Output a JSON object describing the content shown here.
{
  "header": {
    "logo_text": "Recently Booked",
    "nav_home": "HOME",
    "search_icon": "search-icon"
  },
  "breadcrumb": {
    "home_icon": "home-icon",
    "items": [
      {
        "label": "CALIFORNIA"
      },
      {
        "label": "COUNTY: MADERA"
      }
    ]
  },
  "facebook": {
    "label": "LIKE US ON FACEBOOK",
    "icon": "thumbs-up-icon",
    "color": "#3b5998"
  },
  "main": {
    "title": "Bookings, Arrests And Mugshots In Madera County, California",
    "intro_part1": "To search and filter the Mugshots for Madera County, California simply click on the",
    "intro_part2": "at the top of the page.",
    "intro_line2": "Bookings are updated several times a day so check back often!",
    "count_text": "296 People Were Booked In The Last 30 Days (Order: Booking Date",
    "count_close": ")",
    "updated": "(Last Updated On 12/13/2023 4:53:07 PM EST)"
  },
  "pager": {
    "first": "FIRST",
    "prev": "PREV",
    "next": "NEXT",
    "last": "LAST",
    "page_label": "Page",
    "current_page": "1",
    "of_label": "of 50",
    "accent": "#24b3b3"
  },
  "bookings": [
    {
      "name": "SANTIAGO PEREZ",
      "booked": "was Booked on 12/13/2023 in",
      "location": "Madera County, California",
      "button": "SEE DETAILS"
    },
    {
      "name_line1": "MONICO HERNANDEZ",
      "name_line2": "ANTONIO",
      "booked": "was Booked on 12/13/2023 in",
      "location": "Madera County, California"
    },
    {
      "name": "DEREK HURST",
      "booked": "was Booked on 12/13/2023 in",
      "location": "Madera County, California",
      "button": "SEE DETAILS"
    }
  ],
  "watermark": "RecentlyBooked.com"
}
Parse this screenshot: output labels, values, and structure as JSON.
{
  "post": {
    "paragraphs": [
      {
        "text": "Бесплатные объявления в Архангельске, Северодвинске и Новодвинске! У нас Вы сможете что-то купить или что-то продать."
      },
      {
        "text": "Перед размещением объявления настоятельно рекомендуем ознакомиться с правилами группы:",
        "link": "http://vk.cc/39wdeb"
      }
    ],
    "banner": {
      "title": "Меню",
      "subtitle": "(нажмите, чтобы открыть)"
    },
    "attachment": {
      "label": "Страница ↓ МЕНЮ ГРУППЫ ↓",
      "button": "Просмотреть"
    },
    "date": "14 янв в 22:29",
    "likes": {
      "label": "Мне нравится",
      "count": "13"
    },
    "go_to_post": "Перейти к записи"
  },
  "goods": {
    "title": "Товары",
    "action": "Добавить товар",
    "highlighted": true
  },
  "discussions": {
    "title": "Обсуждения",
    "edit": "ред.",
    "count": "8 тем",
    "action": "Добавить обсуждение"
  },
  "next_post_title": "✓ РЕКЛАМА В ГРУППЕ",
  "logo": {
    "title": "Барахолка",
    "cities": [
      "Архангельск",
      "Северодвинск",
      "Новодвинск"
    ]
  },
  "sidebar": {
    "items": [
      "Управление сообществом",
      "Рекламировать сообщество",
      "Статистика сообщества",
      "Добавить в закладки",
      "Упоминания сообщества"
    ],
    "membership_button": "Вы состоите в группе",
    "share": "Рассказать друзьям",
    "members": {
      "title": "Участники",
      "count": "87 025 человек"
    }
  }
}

○ ○ ○

For the entries above, count the lines that contain the string "search", and state that number without further comment.

2